- **YOUR OBJECTIVE**
The entries below should be quoted exactly, with no pictures carried over.

- **RECORDS SUPPLIED**
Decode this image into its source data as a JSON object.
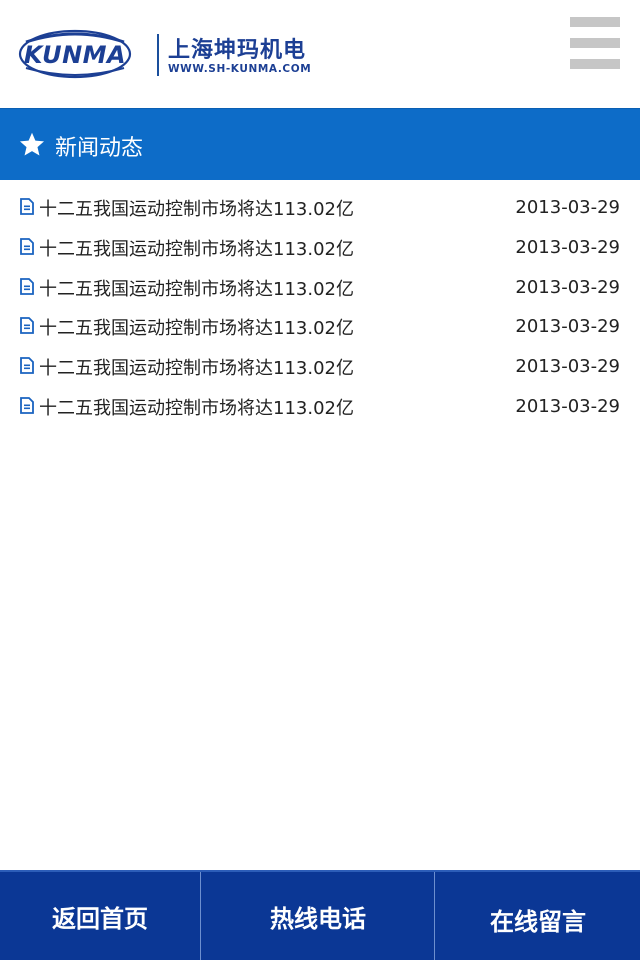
{
  "header": {
    "logo_mark": "KUNMA",
    "logo_cn": "上海坤玛机电",
    "logo_url": "WWW.SH-KUNMA.COM"
  },
  "section": {
    "title": "新闻动态"
  },
  "news": [
    {
      "title": "十二五我国运动控制市场将达113.02亿",
      "date": "2013-03-29"
    },
    {
      "title": "十二五我国运动控制市场将达113.02亿",
      "date": "2013-03-29"
    },
    {
      "title": "十二五我国运动控制市场将达113.02亿",
      "date": "2013-03-29"
    },
    {
      "title": "十二五我国运动控制市场将达113.02亿",
      "date": "2013-03-29"
    },
    {
      "title": "十二五我国运动控制市场将达113.02亿",
      "date": "2013-03-29"
    },
    {
      "title": "十二五我国运动控制市场将达113.02亿",
      "date": "2013-03-29"
    }
  ],
  "footer": {
    "home_label": "返回首页",
    "hotline_label": "热线电话",
    "message_label": "在线留言"
  },
  "colors": {
    "brand_blue": "#1c3f94",
    "section_bar": "#0d6cc8",
    "footer_bar": "#0b3795",
    "doc_icon": "#1a63c0"
  },
  "icons": {
    "menu": "hamburger-icon",
    "section": "star-icon",
    "news_item": "document-icon"
  }
}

- **TASK SOLUTION**
Decode this image into its source data as a JSON object.
{
  "header": {
    "logo_mark": "KUNMA",
    "logo_cn": "上海坤玛机电",
    "logo_url": "WWW.SH-KUNMA.COM"
  },
  "section": {
    "title": "新闻动态"
  },
  "news": [
    {
      "title": "十二五我国运动控制市场将达113.02亿",
      "date": "2013-03-29"
    },
    {
      "title": "十二五我国运动控制市场将达113.02亿",
      "date": "2013-03-29"
    },
    {
      "title": "十二五我国运动控制市场将达113.02亿",
      "date": "2013-03-29"
    },
    {
      "title": "十二五我国运动控制市场将达113.02亿",
      "date": "2013-03-29"
    },
    {
      "title": "十二五我国运动控制市场将达113.02亿",
      "date": "2013-03-29"
    },
    {
      "title": "十二五我国运动控制市场将达113.02亿",
      "date": "2013-03-29"
    }
  ],
  "footer": {
    "home_label": "返回首页",
    "hotline_label": "热线电话",
    "message_label": "在线留言"
  },
  "colors": {
    "brand_blue": "#1c3f94",
    "section_bar": "#0d6cc8",
    "footer_bar": "#0b3795",
    "doc_icon": "#1a63c0"
  },
  "icons": {
    "menu": "hamburger-icon",
    "section": "star-icon",
    "news_item": "document-icon"
  }
}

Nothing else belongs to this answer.